Problem details —
Retype the records that come next, word for word.

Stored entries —
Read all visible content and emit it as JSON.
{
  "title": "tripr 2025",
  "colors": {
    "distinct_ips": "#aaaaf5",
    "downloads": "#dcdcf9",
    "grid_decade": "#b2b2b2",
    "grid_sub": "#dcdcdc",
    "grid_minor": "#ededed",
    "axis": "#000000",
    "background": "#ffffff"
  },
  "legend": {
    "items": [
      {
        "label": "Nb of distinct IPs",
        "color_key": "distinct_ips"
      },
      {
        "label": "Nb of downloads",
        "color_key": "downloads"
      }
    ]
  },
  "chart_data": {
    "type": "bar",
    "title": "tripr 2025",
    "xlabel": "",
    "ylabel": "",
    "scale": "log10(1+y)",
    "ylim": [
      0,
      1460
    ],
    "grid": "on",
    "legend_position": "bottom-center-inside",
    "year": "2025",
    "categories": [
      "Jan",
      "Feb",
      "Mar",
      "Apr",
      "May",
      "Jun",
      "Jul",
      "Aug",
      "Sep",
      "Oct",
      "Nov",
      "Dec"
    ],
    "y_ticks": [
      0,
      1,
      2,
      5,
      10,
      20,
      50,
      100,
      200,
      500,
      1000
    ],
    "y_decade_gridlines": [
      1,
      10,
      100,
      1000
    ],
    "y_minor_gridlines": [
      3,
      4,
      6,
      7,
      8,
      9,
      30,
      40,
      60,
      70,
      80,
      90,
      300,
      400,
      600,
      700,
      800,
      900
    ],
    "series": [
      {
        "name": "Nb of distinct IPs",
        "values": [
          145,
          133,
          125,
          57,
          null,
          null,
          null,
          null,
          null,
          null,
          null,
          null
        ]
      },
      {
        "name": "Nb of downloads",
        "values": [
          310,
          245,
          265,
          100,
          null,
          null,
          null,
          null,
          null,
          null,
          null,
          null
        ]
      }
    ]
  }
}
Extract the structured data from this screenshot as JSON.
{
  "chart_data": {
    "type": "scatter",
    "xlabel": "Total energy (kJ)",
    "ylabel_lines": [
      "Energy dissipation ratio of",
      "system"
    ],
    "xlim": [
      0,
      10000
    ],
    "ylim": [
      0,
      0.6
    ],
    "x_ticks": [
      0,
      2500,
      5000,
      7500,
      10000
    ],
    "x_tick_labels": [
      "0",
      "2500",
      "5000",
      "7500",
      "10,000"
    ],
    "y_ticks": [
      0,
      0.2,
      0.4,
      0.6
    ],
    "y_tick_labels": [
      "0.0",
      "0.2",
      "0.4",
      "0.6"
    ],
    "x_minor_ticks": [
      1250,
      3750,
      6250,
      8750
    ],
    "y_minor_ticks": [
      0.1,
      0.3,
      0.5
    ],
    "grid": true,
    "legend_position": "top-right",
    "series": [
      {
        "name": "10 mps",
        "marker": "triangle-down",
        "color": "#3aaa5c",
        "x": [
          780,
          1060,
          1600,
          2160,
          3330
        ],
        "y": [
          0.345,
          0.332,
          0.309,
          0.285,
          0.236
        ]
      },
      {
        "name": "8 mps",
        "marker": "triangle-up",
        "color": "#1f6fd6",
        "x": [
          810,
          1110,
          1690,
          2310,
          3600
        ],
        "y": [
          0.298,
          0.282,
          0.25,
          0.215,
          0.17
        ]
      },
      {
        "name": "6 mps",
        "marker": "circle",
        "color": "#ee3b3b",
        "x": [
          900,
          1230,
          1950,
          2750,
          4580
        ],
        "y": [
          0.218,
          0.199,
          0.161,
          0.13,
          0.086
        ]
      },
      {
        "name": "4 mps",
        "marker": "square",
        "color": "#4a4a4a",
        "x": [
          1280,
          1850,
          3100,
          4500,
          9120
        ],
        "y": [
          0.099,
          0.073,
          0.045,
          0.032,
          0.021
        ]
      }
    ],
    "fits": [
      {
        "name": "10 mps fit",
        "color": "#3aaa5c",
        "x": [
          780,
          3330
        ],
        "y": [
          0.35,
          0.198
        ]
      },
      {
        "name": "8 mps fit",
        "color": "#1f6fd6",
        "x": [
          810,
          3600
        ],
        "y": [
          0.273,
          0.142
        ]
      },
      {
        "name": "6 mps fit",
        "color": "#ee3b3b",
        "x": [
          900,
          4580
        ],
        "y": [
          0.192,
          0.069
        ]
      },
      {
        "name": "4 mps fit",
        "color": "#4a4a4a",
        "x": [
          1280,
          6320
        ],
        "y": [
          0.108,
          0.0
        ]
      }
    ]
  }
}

Output for this task —
Read all visible content and emit it as JSON.
{
  "title": "tripr 2025",
  "colors": {
    "distinct_ips": "#aaaaf5",
    "downloads": "#dcdcf9",
    "grid_decade": "#b2b2b2",
    "grid_sub": "#dcdcdc",
    "grid_minor": "#ededed",
    "axis": "#000000",
    "background": "#ffffff"
  },
  "legend": {
    "items": [
      {
        "label": "Nb of distinct IPs",
        "color_key": "distinct_ips"
      },
      {
        "label": "Nb of downloads",
        "color_key": "downloads"
      }
    ]
  },
  "chart_data": {
    "type": "bar",
    "title": "tripr 2025",
    "xlabel": "",
    "ylabel": "",
    "scale": "log10(1+y)",
    "ylim": [
      0,
      1460
    ],
    "grid": "on",
    "legend_position": "bottom-center-inside",
    "year": "2025",
    "categories": [
      "Jan",
      "Feb",
      "Mar",
      "Apr",
      "May",
      "Jun",
      "Jul",
      "Aug",
      "Sep",
      "Oct",
      "Nov",
      "Dec"
    ],
    "y_ticks": [
      0,
      1,
      2,
      5,
      10,
      20,
      50,
      100,
      200,
      500,
      1000
    ],
    "y_decade_gridlines": [
      1,
      10,
      100,
      1000
    ],
    "y_minor_gridlines": [
      3,
      4,
      6,
      7,
      8,
      9,
      30,
      40,
      60,
      70,
      80,
      90,
      300,
      400,
      600,
      700,
      800,
      900
    ],
    "series": [
      {
        "name": "Nb of distinct IPs",
        "values": [
          145,
          133,
          125,
          57,
          null,
          null,
          null,
          null,
          null,
          null,
          null,
          null
        ]
      },
      {
        "name": "Nb of downloads",
        "values": [
          310,
          245,
          265,
          100,
          null,
          null,
          null,
          null,
          null,
          null,
          null,
          null
        ]
      }
    ]
  }
}
Extract the structured data from this screenshot as JSON.
{
  "chart_data": {
    "type": "scatter",
    "xlabel": "Total energy (kJ)",
    "ylabel_lines": [
      "Energy dissipation ratio of",
      "system"
    ],
    "xlim": [
      0,
      10000
    ],
    "ylim": [
      0,
      0.6
    ],
    "x_ticks": [
      0,
      2500,
      5000,
      7500,
      10000
    ],
    "x_tick_labels": [
      "0",
      "2500",
      "5000",
      "7500",
      "10,000"
    ],
    "y_ticks": [
      0,
      0.2,
      0.4,
      0.6
    ],
    "y_tick_labels": [
      "0.0",
      "0.2",
      "0.4",
      "0.6"
    ],
    "x_minor_ticks": [
      1250,
      3750,
      6250,
      8750
    ],
    "y_minor_ticks": [
      0.1,
      0.3,
      0.5
    ],
    "grid": true,
    "legend_position": "top-right",
    "series": [
      {
        "name": "10 mps",
        "marker": "triangle-down",
        "color": "#3aaa5c",
        "x": [
          780,
          1060,
          1600,
          2160,
          3330
        ],
        "y": [
          0.345,
          0.332,
          0.309,
          0.285,
          0.236
        ]
      },
      {
        "name": "8 mps",
        "marker": "triangle-up",
        "color": "#1f6fd6",
        "x": [
          810,
          1110,
          1690,
          2310,
          3600
        ],
        "y": [
          0.298,
          0.282,
          0.25,
          0.215,
          0.17
        ]
      },
      {
        "name": "6 mps",
        "marker": "circle",
        "color": "#ee3b3b",
        "x": [
          900,
          1230,
          1950,
          2750,
          4580
        ],
        "y": [
          0.218,
          0.199,
          0.161,
          0.13,
          0.086
        ]
      },
      {
        "name": "4 mps",
        "marker": "square",
        "color": "#4a4a4a",
        "x": [
          1280,
          1850,
          3100,
          4500,
          9120
        ],
        "y": [
          0.099,
          0.073,
          0.045,
          0.032,
          0.021
        ]
      }
    ],
    "fits": [
      {
        "name": "10 mps fit",
        "color": "#3aaa5c",
        "x": [
          780,
          3330
        ],
        "y": [
          0.35,
          0.198
        ]
      },
      {
        "name": "8 mps fit",
        "color": "#1f6fd6",
        "x": [
          810,
          3600
        ],
        "y": [
          0.273,
          0.142
        ]
      },
      {
        "name": "6 mps fit",
        "color": "#ee3b3b",
        "x": [
          900,
          4580
        ],
        "y": [
          0.192,
          0.069
        ]
      },
      {
        "name": "4 mps fit",
        "color": "#4a4a4a",
        "x": [
          1280,
          6320
        ],
        "y": [
          0.108,
          0.0
        ]
      }
    ]
  }
}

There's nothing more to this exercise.